WRITTEN EXERCISE
Lines holding the string "maar" are the ones to copy from this listing.

Records contained in a dataset
## Begin

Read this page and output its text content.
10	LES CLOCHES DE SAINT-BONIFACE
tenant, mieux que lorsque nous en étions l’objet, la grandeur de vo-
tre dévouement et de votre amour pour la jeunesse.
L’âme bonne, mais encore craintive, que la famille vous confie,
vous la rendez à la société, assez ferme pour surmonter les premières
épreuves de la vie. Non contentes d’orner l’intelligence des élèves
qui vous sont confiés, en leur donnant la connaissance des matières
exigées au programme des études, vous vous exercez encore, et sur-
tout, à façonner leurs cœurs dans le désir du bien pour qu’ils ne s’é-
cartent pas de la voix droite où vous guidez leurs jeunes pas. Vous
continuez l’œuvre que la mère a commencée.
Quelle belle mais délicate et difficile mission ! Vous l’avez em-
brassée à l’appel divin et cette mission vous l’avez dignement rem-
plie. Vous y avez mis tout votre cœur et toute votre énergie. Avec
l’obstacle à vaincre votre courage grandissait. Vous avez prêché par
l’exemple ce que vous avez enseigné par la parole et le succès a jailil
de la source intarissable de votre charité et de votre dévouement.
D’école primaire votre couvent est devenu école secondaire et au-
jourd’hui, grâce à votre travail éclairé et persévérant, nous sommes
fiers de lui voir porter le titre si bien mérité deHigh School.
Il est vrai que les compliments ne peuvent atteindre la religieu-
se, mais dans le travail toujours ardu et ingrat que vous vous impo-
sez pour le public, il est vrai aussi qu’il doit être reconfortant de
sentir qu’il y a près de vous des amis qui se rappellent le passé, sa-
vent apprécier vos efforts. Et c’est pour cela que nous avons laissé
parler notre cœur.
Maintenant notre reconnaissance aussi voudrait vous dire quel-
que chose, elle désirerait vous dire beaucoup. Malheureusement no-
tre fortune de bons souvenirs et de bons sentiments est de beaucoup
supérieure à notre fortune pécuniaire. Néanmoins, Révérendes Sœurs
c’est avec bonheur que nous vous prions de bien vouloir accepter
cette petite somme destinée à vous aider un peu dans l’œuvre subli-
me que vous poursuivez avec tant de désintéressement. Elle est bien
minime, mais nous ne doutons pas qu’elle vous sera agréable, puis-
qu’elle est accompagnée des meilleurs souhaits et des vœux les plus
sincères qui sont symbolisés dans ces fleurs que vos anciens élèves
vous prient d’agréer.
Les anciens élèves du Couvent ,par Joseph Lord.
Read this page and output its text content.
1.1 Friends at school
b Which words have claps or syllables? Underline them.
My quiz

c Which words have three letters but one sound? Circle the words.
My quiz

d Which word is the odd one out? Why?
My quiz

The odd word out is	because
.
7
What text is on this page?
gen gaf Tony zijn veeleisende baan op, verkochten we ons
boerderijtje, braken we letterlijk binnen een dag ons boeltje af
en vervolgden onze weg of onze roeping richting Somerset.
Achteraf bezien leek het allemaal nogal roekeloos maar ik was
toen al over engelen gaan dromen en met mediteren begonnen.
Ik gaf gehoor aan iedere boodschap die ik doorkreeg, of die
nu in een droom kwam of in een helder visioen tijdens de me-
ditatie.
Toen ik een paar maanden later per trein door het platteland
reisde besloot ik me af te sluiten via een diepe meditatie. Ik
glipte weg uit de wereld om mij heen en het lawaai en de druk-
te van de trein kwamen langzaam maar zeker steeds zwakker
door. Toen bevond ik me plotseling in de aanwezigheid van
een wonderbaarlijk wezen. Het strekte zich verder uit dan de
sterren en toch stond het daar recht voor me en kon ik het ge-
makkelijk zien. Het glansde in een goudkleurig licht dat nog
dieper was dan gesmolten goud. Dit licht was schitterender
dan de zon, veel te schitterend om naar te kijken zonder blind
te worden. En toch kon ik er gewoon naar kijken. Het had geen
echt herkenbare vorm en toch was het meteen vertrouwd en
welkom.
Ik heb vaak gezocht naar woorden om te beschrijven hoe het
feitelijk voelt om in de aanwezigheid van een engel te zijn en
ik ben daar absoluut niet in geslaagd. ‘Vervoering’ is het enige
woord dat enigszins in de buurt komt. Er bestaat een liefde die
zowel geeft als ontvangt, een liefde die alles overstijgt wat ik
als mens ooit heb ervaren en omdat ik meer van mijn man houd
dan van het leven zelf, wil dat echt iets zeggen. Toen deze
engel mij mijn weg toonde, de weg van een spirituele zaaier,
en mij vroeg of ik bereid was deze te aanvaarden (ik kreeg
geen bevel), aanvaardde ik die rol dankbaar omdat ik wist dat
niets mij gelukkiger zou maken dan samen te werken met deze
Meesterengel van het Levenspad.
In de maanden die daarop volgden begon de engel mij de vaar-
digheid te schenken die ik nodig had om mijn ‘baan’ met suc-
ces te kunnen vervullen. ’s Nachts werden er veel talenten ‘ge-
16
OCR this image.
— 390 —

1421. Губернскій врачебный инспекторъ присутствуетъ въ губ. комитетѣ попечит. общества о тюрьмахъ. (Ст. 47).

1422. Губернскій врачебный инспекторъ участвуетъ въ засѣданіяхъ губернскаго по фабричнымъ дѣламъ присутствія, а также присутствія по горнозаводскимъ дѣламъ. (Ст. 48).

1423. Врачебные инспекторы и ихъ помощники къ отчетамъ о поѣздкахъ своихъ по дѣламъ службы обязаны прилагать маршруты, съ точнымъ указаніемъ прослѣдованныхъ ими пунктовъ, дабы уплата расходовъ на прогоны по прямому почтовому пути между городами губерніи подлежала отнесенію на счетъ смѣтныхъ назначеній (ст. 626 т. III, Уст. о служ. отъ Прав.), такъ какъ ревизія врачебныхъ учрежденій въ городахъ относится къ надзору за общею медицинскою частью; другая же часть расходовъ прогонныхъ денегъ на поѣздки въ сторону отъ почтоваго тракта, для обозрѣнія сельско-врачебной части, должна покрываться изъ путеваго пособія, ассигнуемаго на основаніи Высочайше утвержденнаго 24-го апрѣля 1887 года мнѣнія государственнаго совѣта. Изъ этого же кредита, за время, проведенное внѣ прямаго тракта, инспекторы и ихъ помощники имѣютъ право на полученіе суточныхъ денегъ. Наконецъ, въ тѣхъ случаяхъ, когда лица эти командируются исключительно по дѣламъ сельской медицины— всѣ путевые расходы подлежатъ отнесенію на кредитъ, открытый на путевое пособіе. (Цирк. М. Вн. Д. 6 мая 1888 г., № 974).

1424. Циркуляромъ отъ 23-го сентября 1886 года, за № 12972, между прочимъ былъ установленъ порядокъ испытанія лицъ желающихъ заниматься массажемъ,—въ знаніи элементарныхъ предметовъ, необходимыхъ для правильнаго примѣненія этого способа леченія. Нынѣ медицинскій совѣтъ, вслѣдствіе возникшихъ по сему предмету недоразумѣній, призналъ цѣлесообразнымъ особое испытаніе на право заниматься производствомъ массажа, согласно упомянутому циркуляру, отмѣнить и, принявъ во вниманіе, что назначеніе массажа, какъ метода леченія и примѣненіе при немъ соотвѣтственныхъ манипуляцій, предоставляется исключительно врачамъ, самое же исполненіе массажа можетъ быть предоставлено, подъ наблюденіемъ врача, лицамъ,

## End

SOLUTION FOR THIS TASK
Achteraf bezien leek het allemaal nogal roekeloos maar ik was
te van de trein kwamen langzaam maar zeker steeds zwakker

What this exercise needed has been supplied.